(Saved data entries)
— START —
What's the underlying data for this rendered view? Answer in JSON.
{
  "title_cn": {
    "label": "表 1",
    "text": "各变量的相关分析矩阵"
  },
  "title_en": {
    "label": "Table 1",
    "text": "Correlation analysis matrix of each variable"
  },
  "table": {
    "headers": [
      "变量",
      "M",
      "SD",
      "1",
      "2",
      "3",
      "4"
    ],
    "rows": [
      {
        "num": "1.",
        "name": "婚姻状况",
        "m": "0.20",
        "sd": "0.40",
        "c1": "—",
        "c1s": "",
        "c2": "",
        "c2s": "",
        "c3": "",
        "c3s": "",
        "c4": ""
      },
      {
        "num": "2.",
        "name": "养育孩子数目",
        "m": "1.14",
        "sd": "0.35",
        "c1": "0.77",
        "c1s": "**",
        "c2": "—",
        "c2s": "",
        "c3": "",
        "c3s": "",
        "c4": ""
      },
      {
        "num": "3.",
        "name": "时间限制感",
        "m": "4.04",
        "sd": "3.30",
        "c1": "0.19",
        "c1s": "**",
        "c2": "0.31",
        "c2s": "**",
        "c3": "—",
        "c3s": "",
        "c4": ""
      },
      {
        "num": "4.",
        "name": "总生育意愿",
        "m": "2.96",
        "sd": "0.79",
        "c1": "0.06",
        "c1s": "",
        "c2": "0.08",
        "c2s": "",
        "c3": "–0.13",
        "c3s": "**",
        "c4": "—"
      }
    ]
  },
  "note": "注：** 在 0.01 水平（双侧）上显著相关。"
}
— END —
— START —
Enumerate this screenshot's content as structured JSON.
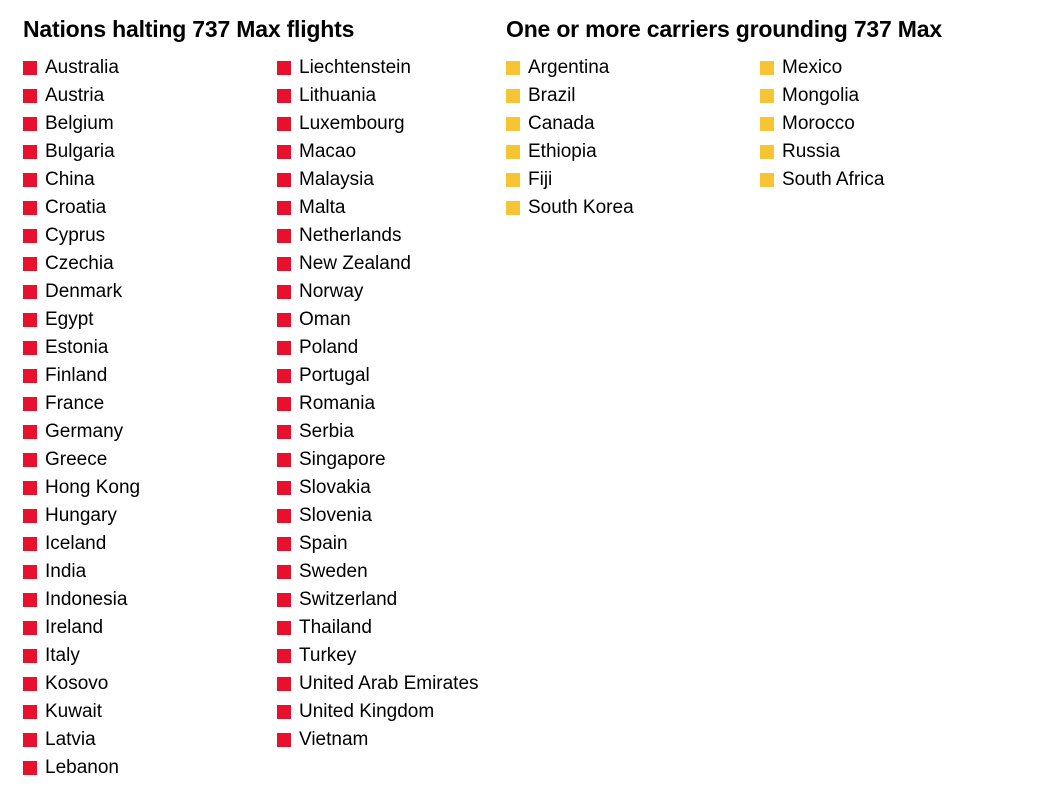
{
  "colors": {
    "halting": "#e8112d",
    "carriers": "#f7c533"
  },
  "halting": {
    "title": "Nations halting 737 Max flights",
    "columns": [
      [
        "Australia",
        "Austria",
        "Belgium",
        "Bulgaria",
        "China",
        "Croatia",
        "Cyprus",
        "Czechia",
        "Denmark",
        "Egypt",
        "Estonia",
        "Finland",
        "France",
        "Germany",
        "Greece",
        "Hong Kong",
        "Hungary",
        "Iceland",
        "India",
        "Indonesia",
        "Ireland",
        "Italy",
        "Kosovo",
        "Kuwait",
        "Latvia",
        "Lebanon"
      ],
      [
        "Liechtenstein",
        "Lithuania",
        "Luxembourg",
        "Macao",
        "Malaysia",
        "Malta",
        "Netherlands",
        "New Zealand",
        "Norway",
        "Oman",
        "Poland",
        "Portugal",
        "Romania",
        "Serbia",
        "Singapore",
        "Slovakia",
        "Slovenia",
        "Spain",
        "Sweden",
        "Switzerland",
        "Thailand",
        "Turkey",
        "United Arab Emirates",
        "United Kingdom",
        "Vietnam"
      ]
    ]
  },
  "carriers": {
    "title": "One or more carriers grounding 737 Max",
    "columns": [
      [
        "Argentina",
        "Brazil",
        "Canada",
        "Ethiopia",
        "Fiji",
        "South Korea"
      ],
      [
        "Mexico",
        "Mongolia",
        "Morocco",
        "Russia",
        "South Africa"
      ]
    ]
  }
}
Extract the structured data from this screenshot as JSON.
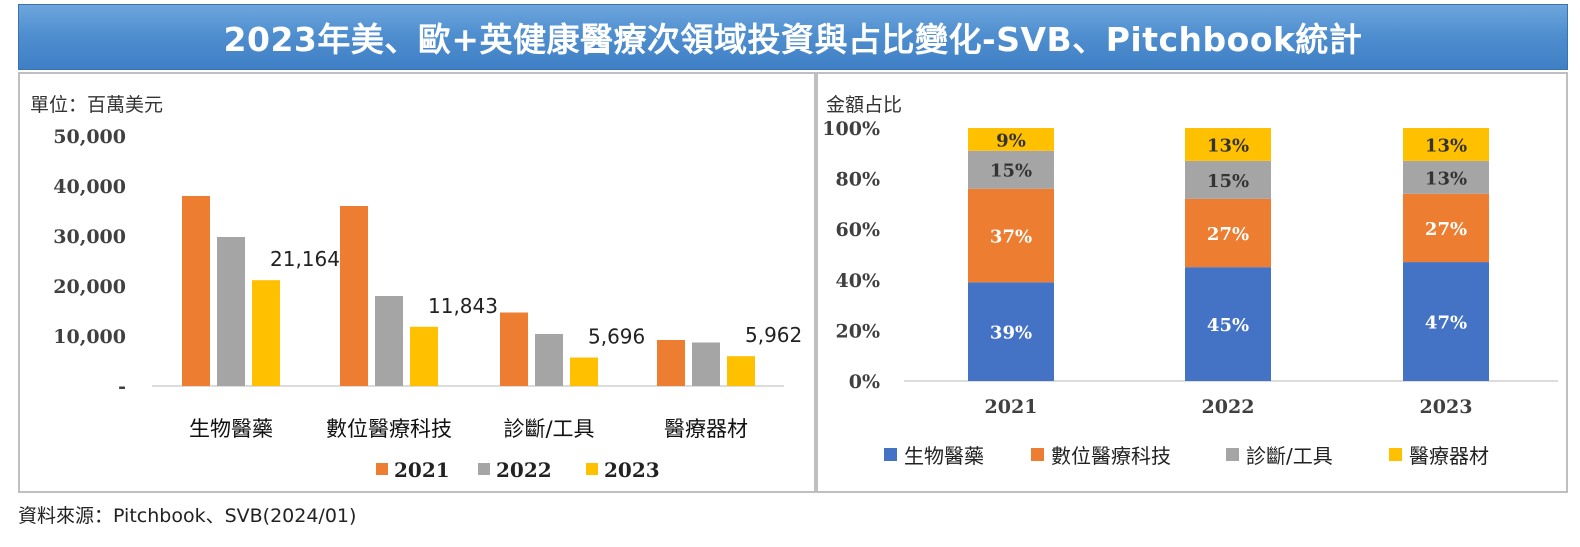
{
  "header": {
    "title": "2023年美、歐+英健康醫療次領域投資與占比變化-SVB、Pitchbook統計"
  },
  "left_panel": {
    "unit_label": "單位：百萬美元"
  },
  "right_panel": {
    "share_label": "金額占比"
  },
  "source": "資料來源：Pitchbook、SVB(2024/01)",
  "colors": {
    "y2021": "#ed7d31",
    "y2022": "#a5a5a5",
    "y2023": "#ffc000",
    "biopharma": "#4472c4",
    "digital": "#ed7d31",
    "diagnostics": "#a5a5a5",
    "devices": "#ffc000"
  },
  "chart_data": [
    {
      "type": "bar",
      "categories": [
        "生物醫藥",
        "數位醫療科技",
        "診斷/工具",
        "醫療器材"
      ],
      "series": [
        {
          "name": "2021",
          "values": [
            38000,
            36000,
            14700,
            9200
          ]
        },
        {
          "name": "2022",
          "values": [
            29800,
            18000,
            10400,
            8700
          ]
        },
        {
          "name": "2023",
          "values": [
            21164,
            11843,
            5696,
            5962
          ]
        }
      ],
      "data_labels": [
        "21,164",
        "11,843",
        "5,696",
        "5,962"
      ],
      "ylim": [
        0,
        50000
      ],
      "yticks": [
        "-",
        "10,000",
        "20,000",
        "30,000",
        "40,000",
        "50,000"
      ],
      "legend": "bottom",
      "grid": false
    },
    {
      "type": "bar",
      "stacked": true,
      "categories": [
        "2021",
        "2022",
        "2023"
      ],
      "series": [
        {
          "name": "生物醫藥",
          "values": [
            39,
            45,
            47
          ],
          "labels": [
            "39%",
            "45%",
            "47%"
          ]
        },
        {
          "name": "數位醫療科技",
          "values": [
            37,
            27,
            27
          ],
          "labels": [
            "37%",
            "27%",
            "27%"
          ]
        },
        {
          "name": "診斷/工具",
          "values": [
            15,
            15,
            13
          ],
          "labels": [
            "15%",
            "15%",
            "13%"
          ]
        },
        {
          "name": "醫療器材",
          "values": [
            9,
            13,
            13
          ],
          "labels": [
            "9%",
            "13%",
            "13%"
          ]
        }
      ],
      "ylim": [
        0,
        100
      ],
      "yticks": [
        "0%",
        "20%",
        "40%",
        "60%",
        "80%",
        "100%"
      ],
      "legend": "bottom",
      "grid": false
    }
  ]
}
— END —
* [What needs to be done]: Your task is to report how many lines of the material include the string "United". Give the number and no other words.

* [The answer]: 2